◆ **EXERCISE REQUIREMENTS**:
Note how many lines include the word "CNTL", and give that number by itself.

Rows from a dataset

BEGIN

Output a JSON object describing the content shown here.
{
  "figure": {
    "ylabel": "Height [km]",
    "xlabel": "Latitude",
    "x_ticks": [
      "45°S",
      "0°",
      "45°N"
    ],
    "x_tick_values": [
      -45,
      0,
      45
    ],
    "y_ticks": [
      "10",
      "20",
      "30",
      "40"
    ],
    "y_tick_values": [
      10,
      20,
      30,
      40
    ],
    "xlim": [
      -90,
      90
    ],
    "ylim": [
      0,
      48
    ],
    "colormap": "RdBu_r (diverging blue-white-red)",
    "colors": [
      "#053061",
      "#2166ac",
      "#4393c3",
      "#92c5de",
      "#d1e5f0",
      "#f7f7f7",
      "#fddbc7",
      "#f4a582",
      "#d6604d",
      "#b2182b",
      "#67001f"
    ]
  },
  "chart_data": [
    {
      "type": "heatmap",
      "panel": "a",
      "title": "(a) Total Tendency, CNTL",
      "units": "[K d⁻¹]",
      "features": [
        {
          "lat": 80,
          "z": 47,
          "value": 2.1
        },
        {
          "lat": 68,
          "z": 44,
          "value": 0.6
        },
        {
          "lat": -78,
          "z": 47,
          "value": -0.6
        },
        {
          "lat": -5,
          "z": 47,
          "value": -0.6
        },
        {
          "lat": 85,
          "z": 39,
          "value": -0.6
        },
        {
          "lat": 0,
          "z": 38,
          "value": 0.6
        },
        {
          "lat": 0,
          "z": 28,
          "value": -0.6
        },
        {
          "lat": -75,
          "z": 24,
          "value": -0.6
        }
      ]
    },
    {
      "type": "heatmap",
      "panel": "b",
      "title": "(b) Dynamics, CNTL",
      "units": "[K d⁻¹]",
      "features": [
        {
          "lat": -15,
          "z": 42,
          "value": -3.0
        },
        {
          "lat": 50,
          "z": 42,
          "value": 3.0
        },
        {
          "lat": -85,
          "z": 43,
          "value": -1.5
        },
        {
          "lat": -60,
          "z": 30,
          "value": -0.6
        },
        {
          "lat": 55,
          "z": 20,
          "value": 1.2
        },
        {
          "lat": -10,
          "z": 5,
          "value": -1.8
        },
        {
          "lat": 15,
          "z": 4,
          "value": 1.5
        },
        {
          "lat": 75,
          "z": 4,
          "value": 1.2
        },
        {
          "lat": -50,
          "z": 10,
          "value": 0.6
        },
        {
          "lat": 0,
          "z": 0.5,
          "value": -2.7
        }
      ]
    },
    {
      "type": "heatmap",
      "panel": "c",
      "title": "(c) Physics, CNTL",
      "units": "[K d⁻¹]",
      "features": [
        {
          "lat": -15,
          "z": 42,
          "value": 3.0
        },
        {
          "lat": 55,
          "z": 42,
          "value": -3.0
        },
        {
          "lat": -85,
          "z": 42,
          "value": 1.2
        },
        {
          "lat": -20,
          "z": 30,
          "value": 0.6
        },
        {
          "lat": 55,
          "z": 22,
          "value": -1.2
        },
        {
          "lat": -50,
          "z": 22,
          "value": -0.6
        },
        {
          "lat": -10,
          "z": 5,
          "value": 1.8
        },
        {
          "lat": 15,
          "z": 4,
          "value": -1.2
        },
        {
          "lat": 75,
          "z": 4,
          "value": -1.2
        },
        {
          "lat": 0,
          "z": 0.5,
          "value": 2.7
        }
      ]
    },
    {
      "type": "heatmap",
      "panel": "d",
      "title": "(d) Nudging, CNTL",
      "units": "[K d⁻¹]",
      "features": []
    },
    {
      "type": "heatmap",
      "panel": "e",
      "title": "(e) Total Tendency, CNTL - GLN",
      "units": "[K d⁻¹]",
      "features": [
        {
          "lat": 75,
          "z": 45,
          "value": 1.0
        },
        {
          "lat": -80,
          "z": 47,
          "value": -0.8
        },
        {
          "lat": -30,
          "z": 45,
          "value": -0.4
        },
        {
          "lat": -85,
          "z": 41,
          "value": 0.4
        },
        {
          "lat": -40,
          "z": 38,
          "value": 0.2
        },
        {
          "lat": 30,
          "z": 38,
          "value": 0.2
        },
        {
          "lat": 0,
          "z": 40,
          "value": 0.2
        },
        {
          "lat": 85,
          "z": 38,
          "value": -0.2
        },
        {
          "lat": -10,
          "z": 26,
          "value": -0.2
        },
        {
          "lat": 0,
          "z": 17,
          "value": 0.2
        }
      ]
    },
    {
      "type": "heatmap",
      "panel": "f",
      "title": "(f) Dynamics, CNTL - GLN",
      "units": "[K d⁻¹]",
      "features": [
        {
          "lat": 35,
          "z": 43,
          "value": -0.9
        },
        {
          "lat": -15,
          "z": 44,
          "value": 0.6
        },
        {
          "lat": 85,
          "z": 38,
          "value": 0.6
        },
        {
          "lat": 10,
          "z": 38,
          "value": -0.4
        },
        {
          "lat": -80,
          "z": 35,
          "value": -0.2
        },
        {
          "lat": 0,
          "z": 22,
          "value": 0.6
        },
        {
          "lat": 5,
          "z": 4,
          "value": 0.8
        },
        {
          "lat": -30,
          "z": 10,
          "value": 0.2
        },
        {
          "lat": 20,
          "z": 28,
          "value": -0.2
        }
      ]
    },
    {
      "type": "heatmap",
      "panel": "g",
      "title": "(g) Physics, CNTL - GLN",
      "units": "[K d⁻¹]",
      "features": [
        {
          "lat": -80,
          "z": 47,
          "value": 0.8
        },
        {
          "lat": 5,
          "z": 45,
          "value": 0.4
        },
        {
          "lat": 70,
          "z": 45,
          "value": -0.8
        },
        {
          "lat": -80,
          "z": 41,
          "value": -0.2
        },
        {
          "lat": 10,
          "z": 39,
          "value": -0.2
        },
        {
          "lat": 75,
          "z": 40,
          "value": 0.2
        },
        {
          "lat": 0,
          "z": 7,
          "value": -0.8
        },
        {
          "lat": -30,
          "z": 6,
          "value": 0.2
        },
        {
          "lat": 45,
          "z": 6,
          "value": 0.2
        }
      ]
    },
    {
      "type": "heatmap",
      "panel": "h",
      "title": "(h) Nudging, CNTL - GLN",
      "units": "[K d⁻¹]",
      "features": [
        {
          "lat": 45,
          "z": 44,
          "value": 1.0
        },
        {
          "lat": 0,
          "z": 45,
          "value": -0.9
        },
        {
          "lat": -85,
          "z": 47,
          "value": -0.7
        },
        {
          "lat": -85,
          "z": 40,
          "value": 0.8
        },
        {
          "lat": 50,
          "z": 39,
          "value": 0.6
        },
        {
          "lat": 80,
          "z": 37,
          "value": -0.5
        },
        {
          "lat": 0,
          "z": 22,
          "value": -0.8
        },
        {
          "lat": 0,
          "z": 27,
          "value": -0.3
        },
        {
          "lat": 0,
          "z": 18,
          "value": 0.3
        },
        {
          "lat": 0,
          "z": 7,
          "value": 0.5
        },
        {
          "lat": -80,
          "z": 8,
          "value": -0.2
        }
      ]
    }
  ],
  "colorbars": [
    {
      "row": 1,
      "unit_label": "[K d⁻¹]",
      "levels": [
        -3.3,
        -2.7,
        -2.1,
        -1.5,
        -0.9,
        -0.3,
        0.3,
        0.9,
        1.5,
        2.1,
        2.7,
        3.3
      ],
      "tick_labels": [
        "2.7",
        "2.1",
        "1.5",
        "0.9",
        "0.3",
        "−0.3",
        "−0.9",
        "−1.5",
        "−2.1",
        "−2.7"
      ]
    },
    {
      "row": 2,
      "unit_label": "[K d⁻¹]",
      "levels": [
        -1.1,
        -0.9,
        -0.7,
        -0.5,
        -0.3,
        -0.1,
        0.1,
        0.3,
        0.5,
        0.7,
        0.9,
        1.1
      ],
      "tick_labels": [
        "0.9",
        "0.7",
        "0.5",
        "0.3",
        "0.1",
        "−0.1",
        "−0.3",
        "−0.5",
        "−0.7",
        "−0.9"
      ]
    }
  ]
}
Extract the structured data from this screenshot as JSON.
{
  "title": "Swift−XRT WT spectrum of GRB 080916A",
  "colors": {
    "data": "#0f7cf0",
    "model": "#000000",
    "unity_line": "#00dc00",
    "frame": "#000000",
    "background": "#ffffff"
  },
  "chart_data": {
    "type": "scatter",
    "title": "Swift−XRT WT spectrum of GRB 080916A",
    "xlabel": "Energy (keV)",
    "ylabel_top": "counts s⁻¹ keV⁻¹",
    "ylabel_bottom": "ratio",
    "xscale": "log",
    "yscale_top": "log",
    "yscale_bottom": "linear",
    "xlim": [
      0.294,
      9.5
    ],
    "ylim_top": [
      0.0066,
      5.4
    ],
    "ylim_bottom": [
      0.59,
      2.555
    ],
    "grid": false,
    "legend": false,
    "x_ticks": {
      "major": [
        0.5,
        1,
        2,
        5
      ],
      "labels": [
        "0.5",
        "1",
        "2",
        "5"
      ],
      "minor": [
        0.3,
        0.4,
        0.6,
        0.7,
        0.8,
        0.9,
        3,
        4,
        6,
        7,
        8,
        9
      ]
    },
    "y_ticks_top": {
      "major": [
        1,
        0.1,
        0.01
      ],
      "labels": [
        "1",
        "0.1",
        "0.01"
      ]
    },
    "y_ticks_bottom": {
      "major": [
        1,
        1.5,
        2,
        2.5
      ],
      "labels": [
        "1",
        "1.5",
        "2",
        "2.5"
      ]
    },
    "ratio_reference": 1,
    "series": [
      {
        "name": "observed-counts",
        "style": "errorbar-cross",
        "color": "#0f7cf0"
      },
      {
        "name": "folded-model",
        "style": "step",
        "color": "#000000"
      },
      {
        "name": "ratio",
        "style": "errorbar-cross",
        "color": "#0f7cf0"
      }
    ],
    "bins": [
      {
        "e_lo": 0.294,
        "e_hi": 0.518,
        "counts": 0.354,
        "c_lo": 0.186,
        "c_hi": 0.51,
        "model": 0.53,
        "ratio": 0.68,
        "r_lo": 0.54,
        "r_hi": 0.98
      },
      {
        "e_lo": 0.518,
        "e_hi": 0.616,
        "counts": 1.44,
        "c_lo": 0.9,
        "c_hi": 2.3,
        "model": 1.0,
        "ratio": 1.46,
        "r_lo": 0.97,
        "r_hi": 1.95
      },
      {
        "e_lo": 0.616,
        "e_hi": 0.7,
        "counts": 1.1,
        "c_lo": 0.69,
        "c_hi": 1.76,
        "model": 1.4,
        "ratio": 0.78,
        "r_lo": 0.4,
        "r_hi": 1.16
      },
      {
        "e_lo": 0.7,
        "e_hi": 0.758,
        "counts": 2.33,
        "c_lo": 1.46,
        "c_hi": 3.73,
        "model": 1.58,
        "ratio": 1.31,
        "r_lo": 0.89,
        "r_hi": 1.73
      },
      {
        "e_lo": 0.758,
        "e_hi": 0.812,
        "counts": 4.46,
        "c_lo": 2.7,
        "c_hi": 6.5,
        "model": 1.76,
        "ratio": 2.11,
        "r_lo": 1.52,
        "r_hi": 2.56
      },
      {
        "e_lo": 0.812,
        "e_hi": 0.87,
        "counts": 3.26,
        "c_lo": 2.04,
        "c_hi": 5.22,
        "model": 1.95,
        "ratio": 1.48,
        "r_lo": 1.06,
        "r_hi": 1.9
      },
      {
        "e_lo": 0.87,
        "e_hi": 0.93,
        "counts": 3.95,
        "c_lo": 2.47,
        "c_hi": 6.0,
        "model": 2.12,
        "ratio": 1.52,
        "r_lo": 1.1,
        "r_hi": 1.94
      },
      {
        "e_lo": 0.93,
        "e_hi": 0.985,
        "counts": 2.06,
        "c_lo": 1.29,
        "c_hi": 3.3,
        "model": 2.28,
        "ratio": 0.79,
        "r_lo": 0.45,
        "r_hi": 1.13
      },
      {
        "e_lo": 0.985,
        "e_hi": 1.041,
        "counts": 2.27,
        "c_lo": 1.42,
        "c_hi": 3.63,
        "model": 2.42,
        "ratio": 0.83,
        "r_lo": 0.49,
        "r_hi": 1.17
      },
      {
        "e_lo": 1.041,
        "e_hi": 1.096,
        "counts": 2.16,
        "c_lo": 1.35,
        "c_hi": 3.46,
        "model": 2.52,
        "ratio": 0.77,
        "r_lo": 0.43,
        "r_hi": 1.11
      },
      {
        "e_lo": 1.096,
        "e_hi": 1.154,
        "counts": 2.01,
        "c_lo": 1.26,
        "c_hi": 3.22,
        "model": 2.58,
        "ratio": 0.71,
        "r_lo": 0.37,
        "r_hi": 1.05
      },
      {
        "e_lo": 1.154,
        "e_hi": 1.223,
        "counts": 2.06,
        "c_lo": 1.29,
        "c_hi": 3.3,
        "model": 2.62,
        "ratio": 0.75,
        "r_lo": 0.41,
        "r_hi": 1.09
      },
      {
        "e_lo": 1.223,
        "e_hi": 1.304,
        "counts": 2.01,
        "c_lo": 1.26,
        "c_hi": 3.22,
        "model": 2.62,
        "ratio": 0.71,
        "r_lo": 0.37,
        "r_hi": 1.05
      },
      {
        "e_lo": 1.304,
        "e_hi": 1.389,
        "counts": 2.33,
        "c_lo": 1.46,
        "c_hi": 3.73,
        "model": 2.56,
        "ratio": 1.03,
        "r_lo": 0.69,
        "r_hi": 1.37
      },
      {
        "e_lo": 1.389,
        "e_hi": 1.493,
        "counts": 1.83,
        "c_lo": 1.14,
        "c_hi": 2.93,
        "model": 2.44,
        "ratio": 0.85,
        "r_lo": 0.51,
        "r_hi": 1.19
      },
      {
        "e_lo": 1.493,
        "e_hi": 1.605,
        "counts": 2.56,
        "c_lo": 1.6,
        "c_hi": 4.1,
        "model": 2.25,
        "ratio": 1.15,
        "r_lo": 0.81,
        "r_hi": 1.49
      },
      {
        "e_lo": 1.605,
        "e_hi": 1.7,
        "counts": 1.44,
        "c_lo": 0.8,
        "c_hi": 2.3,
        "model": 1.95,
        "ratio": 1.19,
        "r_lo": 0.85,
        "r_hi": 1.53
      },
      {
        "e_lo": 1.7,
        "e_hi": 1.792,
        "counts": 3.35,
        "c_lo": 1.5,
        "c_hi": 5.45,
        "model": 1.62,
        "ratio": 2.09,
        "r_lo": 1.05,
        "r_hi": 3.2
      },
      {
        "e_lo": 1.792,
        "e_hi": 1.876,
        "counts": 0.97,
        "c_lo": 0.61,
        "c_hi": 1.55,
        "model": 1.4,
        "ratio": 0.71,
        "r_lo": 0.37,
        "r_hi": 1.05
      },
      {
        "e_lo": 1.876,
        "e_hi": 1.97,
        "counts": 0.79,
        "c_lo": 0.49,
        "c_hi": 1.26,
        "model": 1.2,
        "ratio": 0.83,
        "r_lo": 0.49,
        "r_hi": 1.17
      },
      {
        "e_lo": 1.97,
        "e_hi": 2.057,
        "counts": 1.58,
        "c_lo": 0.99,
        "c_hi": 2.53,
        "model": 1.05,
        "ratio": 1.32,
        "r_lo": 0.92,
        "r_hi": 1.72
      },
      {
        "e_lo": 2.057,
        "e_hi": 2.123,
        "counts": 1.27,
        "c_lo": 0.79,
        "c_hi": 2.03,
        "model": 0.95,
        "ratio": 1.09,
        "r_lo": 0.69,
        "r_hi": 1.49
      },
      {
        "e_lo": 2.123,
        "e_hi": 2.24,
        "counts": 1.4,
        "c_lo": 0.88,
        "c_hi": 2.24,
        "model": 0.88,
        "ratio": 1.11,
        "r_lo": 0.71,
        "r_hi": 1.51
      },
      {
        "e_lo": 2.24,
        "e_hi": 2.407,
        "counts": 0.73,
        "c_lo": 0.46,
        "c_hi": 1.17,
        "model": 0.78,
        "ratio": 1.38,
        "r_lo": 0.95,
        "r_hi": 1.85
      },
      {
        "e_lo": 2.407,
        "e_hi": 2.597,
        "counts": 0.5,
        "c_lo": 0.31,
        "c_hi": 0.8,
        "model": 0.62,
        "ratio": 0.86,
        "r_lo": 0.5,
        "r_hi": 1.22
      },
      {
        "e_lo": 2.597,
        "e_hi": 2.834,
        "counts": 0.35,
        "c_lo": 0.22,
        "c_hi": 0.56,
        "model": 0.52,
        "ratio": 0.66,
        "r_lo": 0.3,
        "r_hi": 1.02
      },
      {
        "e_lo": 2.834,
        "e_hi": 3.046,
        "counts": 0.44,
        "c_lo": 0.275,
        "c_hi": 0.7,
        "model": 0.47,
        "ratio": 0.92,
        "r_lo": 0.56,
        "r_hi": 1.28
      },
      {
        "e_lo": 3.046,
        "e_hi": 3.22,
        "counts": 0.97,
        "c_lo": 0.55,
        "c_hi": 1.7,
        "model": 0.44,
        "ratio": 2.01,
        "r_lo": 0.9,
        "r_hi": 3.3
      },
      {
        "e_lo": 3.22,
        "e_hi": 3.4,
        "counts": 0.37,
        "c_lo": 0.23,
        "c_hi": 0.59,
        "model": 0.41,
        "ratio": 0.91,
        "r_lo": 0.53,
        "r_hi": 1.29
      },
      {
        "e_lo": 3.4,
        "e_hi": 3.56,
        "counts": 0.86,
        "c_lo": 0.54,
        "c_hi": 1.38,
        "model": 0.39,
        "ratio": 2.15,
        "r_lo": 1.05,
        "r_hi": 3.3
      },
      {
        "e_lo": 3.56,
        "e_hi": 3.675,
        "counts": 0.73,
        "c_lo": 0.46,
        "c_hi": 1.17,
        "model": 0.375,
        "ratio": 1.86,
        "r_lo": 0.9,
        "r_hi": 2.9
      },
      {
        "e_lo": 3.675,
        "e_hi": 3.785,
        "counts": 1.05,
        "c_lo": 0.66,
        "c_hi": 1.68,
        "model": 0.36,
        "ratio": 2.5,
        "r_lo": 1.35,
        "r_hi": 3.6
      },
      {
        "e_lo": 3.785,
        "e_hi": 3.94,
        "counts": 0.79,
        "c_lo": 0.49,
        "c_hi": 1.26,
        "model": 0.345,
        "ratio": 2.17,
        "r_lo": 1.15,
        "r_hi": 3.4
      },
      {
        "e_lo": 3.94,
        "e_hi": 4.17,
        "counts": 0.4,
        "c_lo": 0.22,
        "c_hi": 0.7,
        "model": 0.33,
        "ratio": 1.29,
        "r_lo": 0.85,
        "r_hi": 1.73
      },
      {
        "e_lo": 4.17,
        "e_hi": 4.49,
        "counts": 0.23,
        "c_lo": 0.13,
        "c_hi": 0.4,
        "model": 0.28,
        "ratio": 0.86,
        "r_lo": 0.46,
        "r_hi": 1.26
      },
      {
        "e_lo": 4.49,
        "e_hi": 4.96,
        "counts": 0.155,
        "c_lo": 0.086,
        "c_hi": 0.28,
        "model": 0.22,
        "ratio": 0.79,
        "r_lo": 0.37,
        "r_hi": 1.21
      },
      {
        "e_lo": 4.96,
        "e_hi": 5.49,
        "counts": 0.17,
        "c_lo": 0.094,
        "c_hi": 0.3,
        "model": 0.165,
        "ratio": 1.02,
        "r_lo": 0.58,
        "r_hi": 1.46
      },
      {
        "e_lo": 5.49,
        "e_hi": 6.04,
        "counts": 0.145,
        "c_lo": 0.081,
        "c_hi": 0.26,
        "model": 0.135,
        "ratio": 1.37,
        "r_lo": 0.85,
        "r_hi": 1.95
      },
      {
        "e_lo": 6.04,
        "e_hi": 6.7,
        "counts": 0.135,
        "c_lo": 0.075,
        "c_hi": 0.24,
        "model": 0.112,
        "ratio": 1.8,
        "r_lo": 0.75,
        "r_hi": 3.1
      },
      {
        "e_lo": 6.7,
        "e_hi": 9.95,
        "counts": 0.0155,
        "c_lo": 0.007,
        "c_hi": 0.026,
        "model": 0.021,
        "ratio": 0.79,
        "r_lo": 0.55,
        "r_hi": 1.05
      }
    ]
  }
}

END

◆ **ANSWER BELOW**:
8